| TASK DETAILS |
Report the number of lines containing "name", with no other words.

| DATASET RECORDS |
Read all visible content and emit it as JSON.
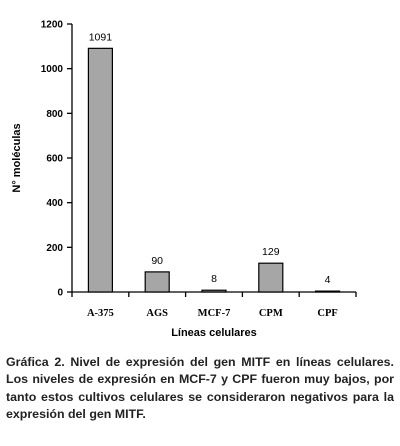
{
  "chart_data": {
    "type": "bar",
    "categories": [
      "A-375",
      "AGS",
      "MCF-7",
      "CPM",
      "CPF"
    ],
    "values": [
      1091,
      90,
      8,
      129,
      4
    ],
    "data_labels": [
      "1091",
      "90",
      "8",
      "129",
      "4"
    ],
    "xlabel": "Líneas celulares",
    "ylabel": "N° moléculas",
    "ylim": [
      0,
      1200
    ],
    "yticks": [
      0,
      200,
      400,
      600,
      800,
      1000,
      1200
    ],
    "grid": false,
    "legend": "none",
    "colors": {
      "bar_fill": "#a6a6a6",
      "bar_stroke": "#000000",
      "axis": "#000000"
    }
  },
  "caption": "Gráfica 2. Nivel de expresión del gen MITF en líneas celulares. Los niveles de expresión en MCF-7 y CPF fueron muy bajos, por tanto estos cultivos celulares se consideraron negativos para la expresión del gen MITF."
}
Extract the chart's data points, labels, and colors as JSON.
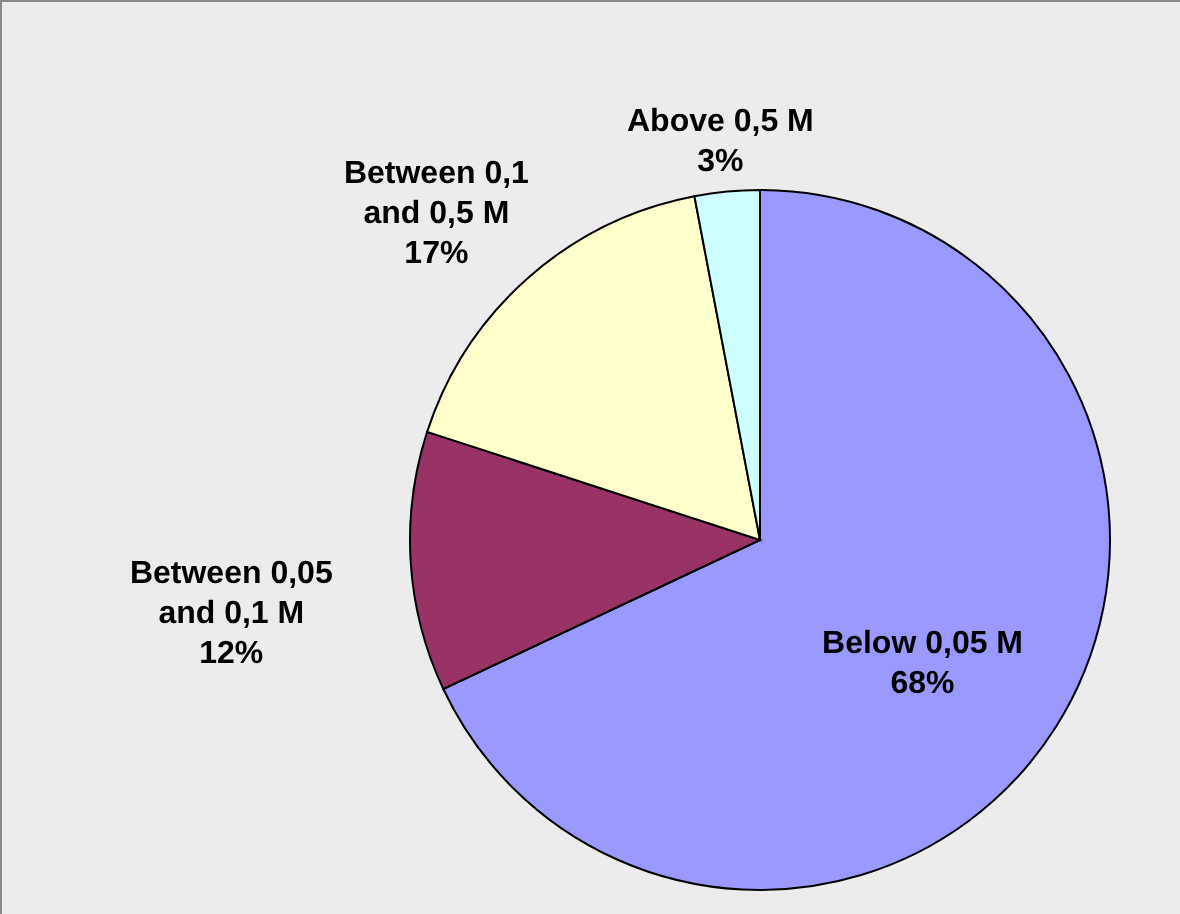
{
  "chart_data": {
    "type": "pie",
    "categories": [
      "Below 0,05 M",
      "Between 0,05 and 0,1 M",
      "Between 0,1 and 0,5 M",
      "Above 0,5 M"
    ],
    "values": [
      68,
      12,
      17,
      3
    ],
    "colors": [
      "#9999ff",
      "#993366",
      "#ffffcc",
      "#ccffff"
    ],
    "value_labels": [
      "68%",
      "12%",
      "17%",
      "3%"
    ]
  }
}
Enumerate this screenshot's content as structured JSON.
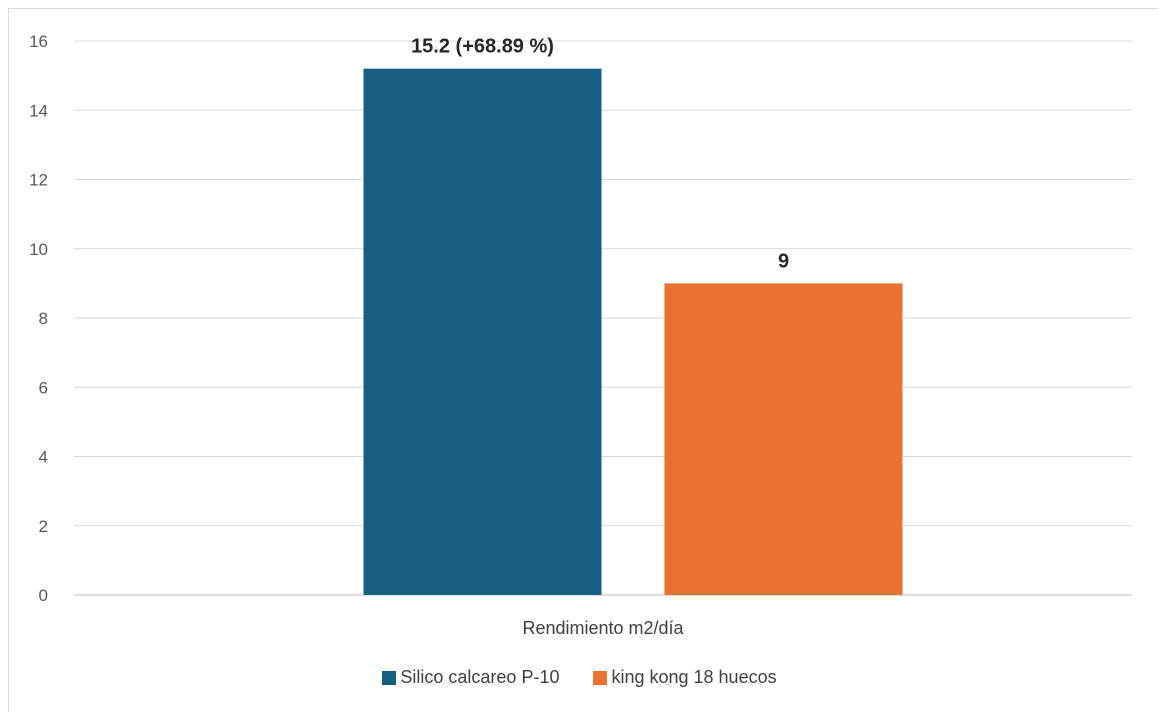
{
  "chart_data": {
    "type": "bar",
    "categories": [
      "Rendimiento m2/día"
    ],
    "series": [
      {
        "name": "Silico calcareo P-10",
        "values": [
          15.2
        ],
        "label": "15.2 (+68.89 %)",
        "color": "#175f82"
      },
      {
        "name": "king kong 18 huecos",
        "values": [
          9
        ],
        "label": "9",
        "color": "#e97132"
      }
    ],
    "ylim": [
      0,
      16
    ],
    "yticks": [
      0,
      2,
      4,
      6,
      8,
      10,
      12,
      14,
      16
    ],
    "title": "",
    "xlabel": "",
    "ylabel": "",
    "grid": true,
    "legend_position": "bottom"
  }
}
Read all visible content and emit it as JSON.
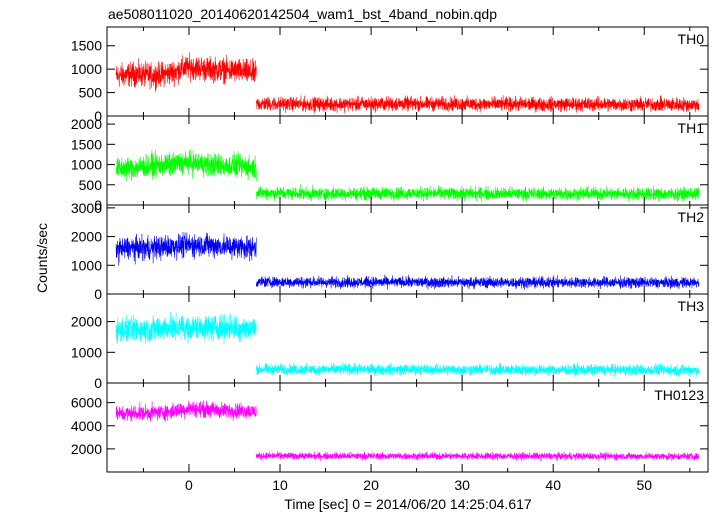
{
  "title": "ae508011020_20140620142504_wam1_bst_4band_nobin.qdp",
  "ylabel": "Counts/sec",
  "xlabel": "Time [sec] 0 = 2014/06/20 14:25:04.617",
  "chart_data": {
    "type": "line",
    "title": "ae508011020_20140620142504_wam1_bst_4band_nobin.qdp",
    "xlabel": "Time [sec] 0 = 2014/06/20 14:25:04.617",
    "ylabel": "Counts/sec",
    "xlim": [
      -9,
      57
    ],
    "x_ticks": [
      0,
      10,
      20,
      30,
      40,
      50
    ],
    "x_tick_labels": [
      "0",
      "10",
      "20",
      "30",
      "40",
      "50"
    ],
    "break_time": 7.4,
    "panels": [
      {
        "name": "TH0",
        "color": "#ff0000",
        "ylim": [
          0,
          1900
        ],
        "y_ticks": [
          0,
          500,
          1000,
          1500
        ],
        "y_tick_labels": [
          "0",
          "500",
          "1000",
          "1500"
        ],
        "segments": [
          {
            "x": [
              -8,
              -6,
              -4,
              -2,
              0,
              2,
              4,
              6,
              7.4
            ],
            "mean": [
              850,
              900,
              860,
              920,
              1050,
              1000,
              980,
              950,
              900
            ],
            "spread": 380
          },
          {
            "x": [
              7.4,
              15,
              25,
              35,
              45,
              56
            ],
            "mean": [
              260,
              250,
              260,
              250,
              250,
              240
            ],
            "spread": 220
          }
        ]
      },
      {
        "name": "TH1",
        "color": "#00ff00",
        "ylim": [
          0,
          2200
        ],
        "y_ticks": [
          0,
          500,
          1000,
          1500,
          2000
        ],
        "y_tick_labels": [
          "0",
          "500",
          "1000",
          "1500",
          "2000"
        ],
        "segments": [
          {
            "x": [
              -8,
              -6,
              -4,
              -2,
              0,
              2,
              4,
              6,
              7.4
            ],
            "mean": [
              900,
              920,
              980,
              1000,
              1050,
              1000,
              980,
              950,
              930
            ],
            "spread": 420
          },
          {
            "x": [
              7.4,
              15,
              25,
              35,
              45,
              56
            ],
            "mean": [
              300,
              280,
              290,
              280,
              280,
              270
            ],
            "spread": 230
          }
        ]
      },
      {
        "name": "TH2",
        "color": "#0000ee",
        "ylim": [
          0,
          3100
        ],
        "y_ticks": [
          0,
          1000,
          2000,
          3000
        ],
        "y_tick_labels": [
          "0",
          "1000",
          "2000",
          "3000"
        ],
        "segments": [
          {
            "x": [
              -8,
              -6,
              -4,
              -2,
              0,
              2,
              4,
              6,
              7.4
            ],
            "mean": [
              1550,
              1600,
              1600,
              1650,
              1700,
              1700,
              1650,
              1650,
              1600
            ],
            "spread": 600
          },
          {
            "x": [
              7.4,
              15,
              25,
              35,
              45,
              56
            ],
            "mean": [
              420,
              410,
              410,
              400,
              400,
              390
            ],
            "spread": 280
          }
        ]
      },
      {
        "name": "TH3",
        "color": "#00ffff",
        "ylim": [
          0,
          2900
        ],
        "y_ticks": [
          0,
          1000,
          2000
        ],
        "y_tick_labels": [
          "0",
          "1000",
          "2000"
        ],
        "segments": [
          {
            "x": [
              -8,
              -6,
              -4,
              -2,
              0,
              2,
              4,
              6,
              7.4
            ],
            "mean": [
              1700,
              1750,
              1750,
              1800,
              1800,
              1800,
              1800,
              1800,
              1750
            ],
            "spread": 600
          },
          {
            "x": [
              7.4,
              15,
              25,
              35,
              45,
              56
            ],
            "mean": [
              450,
              440,
              440,
              430,
              430,
              420
            ],
            "spread": 260
          }
        ]
      },
      {
        "name": "TH0123",
        "color": "#ff00ff",
        "ylim": [
          0,
          7700
        ],
        "y_ticks": [
          2000,
          4000,
          6000
        ],
        "y_tick_labels": [
          "2000",
          "4000",
          "6000"
        ],
        "segments": [
          {
            "x": [
              -8,
              -6,
              -4,
              -2,
              0,
              2,
              4,
              6,
              7.4
            ],
            "mean": [
              5000,
              5100,
              5150,
              5200,
              5500,
              5400,
              5300,
              5300,
              5200
            ],
            "spread": 1000
          },
          {
            "x": [
              7.4,
              15,
              25,
              35,
              45,
              56
            ],
            "mean": [
              1400,
              1380,
              1380,
              1370,
              1360,
              1350
            ],
            "spread": 450
          }
        ]
      }
    ]
  }
}
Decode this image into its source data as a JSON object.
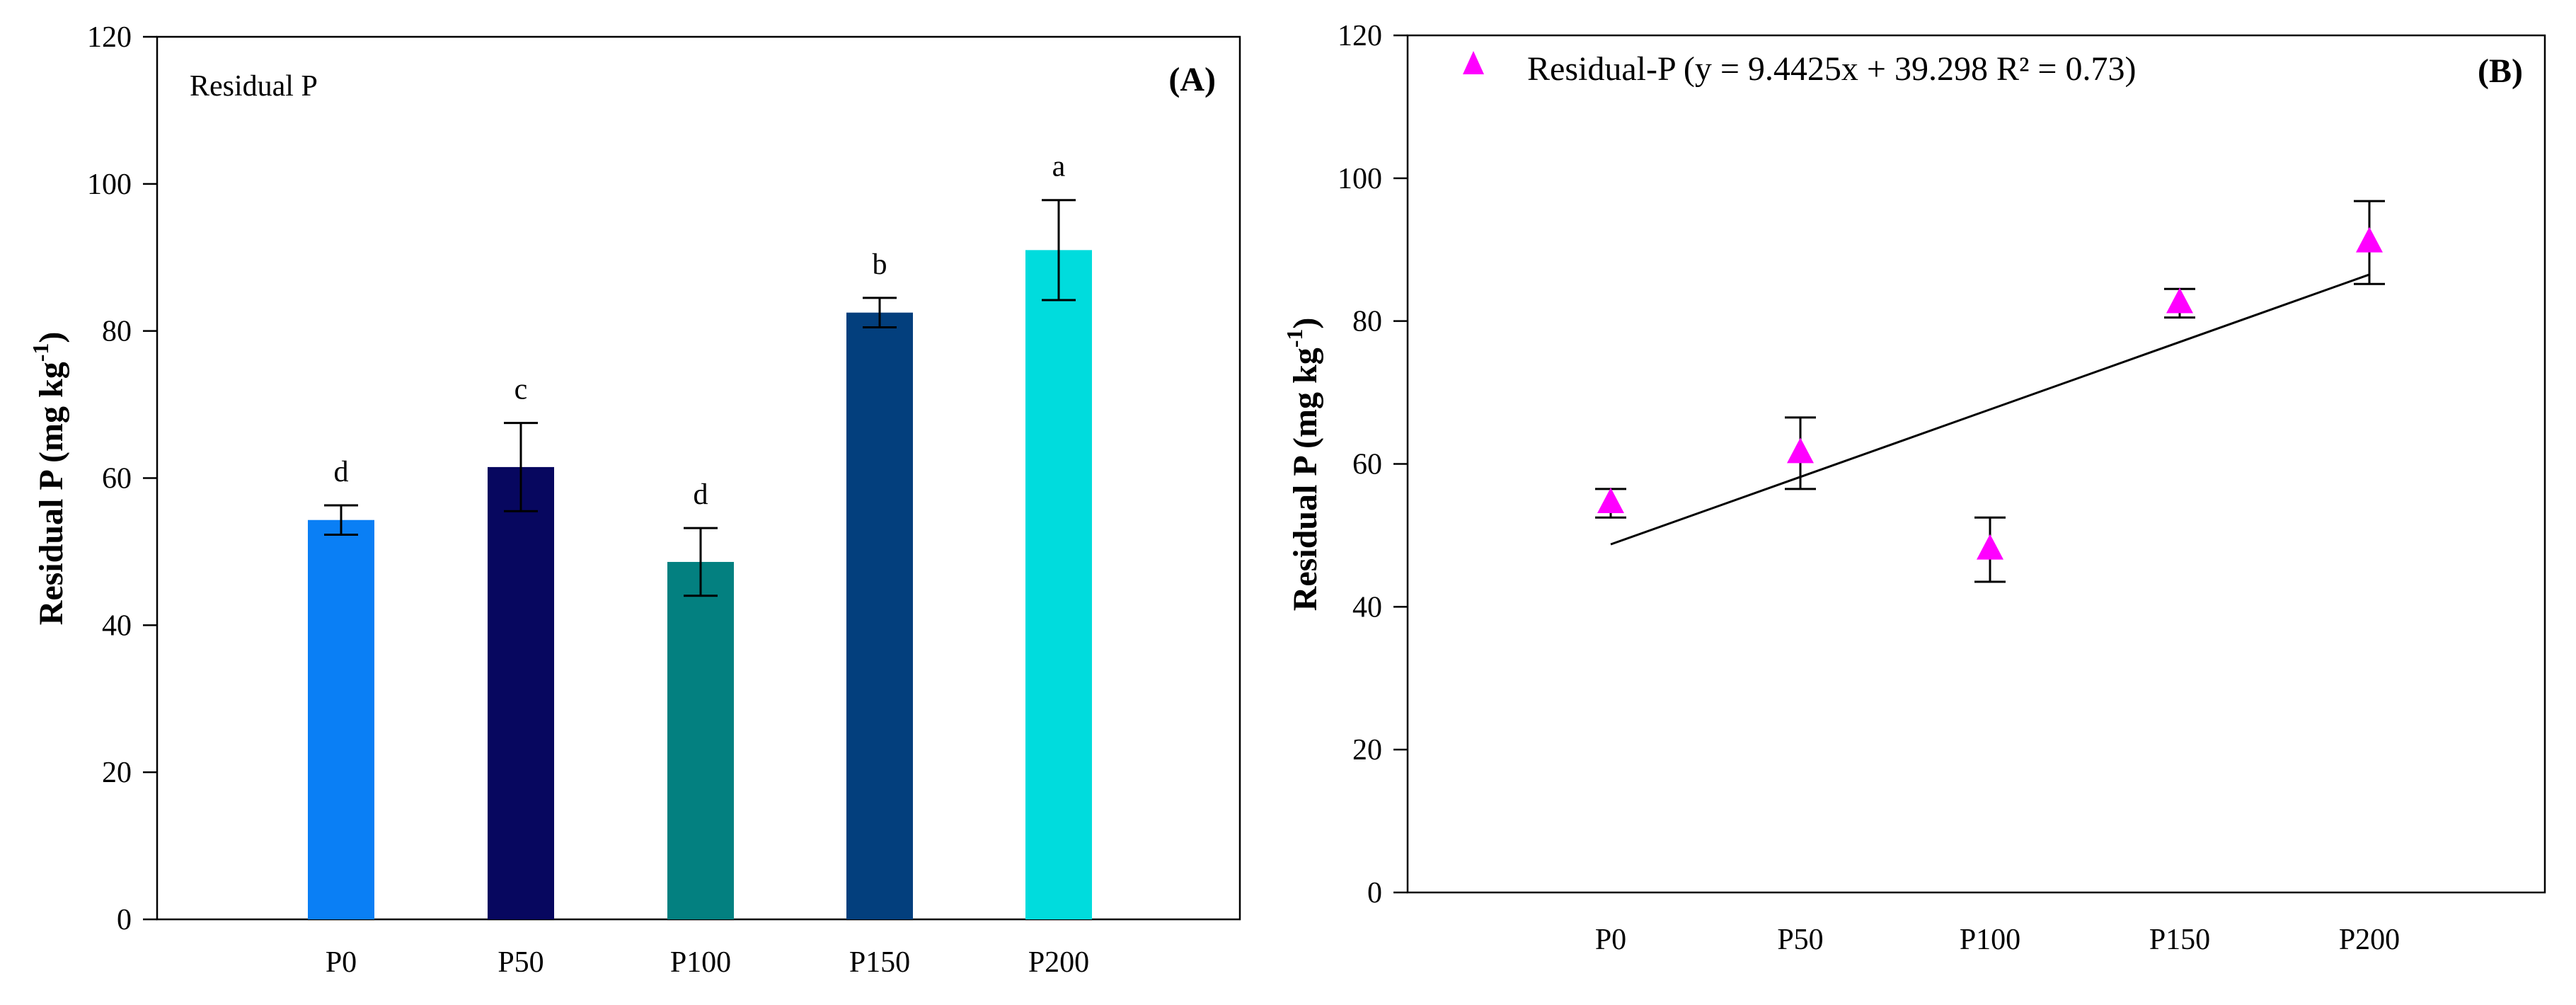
{
  "chart_data": [
    {
      "type": "bar",
      "panel_label": "(A)",
      "title": "Residual P",
      "ylabel_main": "Residual P (mg kg",
      "ylabel_sup": "-1",
      "ylabel_close": ")",
      "categories": [
        "P0",
        "P50",
        "P100",
        "P150",
        "P200"
      ],
      "values": [
        54.3,
        61.5,
        48.6,
        82.5,
        91.0
      ],
      "errors": [
        2.0,
        6.0,
        4.6,
        2.0,
        6.8
      ],
      "letters": [
        "d",
        "c",
        "d",
        "b",
        "a"
      ],
      "colors": [
        "#0A7FF5",
        "#07075F",
        "#038080",
        "#033F7D",
        "#00DCDD"
      ],
      "ylim": [
        0,
        120
      ],
      "yticks": [
        0,
        20,
        40,
        60,
        80,
        100,
        120
      ]
    },
    {
      "type": "scatter",
      "panel_label": "(B)",
      "legend": "Residual-P  (y = 9.4425x + 39.298 R² = 0.73)",
      "ylabel_main": "Residual P (mg kg",
      "ylabel_sup": "-1",
      "ylabel_close": ")",
      "categories": [
        "P0",
        "P50",
        "P100",
        "P150",
        "P200"
      ],
      "values": [
        54.5,
        61.5,
        48.0,
        82.5,
        91.0
      ],
      "errors": [
        2.0,
        5.0,
        4.5,
        2.0,
        5.8
      ],
      "marker_color": "#FF00FF",
      "fit": {
        "slope": 9.4425,
        "intercept": 39.298,
        "r2": 0.73
      },
      "ylim": [
        0,
        120
      ],
      "yticks": [
        0,
        20,
        40,
        60,
        80,
        100,
        120
      ]
    }
  ]
}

| RESPONSE |
7